Say how many lines of the material below contain the word "object", with no other words.

___ Data shown

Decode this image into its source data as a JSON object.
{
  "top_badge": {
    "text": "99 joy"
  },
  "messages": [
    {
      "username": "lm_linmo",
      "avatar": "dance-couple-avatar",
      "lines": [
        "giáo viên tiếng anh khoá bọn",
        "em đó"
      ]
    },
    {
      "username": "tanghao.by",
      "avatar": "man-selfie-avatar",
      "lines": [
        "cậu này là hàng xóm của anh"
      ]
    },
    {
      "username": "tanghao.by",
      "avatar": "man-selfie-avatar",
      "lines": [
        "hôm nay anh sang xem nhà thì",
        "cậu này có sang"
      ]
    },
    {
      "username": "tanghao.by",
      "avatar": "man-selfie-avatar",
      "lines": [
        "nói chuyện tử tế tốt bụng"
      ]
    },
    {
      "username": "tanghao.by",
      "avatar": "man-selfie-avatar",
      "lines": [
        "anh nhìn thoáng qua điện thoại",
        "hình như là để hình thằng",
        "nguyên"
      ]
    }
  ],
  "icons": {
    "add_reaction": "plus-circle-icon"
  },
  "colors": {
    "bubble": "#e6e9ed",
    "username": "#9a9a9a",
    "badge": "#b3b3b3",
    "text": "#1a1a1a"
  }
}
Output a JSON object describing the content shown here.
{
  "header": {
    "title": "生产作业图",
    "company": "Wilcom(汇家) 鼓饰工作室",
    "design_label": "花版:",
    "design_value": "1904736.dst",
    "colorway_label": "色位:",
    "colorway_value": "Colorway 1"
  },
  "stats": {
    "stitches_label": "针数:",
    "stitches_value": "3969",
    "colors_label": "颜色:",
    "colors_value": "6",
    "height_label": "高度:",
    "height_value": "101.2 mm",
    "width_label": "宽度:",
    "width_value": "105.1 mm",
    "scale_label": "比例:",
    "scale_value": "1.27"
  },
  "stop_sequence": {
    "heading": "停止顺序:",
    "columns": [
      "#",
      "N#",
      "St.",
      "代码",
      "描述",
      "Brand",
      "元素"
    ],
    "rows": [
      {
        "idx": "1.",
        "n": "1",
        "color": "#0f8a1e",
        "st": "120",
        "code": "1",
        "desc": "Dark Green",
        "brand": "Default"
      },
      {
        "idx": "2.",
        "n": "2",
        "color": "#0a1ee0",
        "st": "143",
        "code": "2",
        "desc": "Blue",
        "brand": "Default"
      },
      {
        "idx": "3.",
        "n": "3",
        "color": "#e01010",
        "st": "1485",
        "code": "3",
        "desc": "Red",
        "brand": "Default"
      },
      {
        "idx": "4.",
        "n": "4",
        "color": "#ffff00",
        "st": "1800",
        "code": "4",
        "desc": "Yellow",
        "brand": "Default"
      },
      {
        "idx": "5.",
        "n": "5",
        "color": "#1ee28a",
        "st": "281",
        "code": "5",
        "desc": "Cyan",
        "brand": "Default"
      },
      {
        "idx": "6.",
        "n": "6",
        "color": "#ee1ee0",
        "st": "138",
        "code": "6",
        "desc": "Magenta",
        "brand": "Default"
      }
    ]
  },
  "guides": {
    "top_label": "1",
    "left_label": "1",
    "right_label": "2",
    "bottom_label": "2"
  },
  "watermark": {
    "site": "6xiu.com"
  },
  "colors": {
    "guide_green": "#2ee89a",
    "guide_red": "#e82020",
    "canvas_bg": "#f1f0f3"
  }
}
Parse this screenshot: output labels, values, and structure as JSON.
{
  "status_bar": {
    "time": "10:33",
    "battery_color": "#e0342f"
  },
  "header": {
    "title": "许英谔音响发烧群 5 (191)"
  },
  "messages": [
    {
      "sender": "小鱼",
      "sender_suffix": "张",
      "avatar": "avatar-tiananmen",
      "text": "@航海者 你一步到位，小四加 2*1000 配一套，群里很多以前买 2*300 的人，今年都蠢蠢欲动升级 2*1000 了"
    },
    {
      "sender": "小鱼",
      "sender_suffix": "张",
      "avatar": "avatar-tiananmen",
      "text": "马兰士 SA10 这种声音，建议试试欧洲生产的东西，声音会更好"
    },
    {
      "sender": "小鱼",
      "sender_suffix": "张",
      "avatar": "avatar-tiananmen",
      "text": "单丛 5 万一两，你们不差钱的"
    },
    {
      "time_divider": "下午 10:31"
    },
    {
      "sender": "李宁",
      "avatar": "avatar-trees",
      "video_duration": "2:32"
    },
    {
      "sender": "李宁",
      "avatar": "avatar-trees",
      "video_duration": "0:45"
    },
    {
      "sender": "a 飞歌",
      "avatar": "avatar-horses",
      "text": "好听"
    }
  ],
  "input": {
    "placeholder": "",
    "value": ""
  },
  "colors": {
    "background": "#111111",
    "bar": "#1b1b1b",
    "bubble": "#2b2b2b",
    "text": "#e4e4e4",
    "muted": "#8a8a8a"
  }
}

______

[Output of the exercise]:
2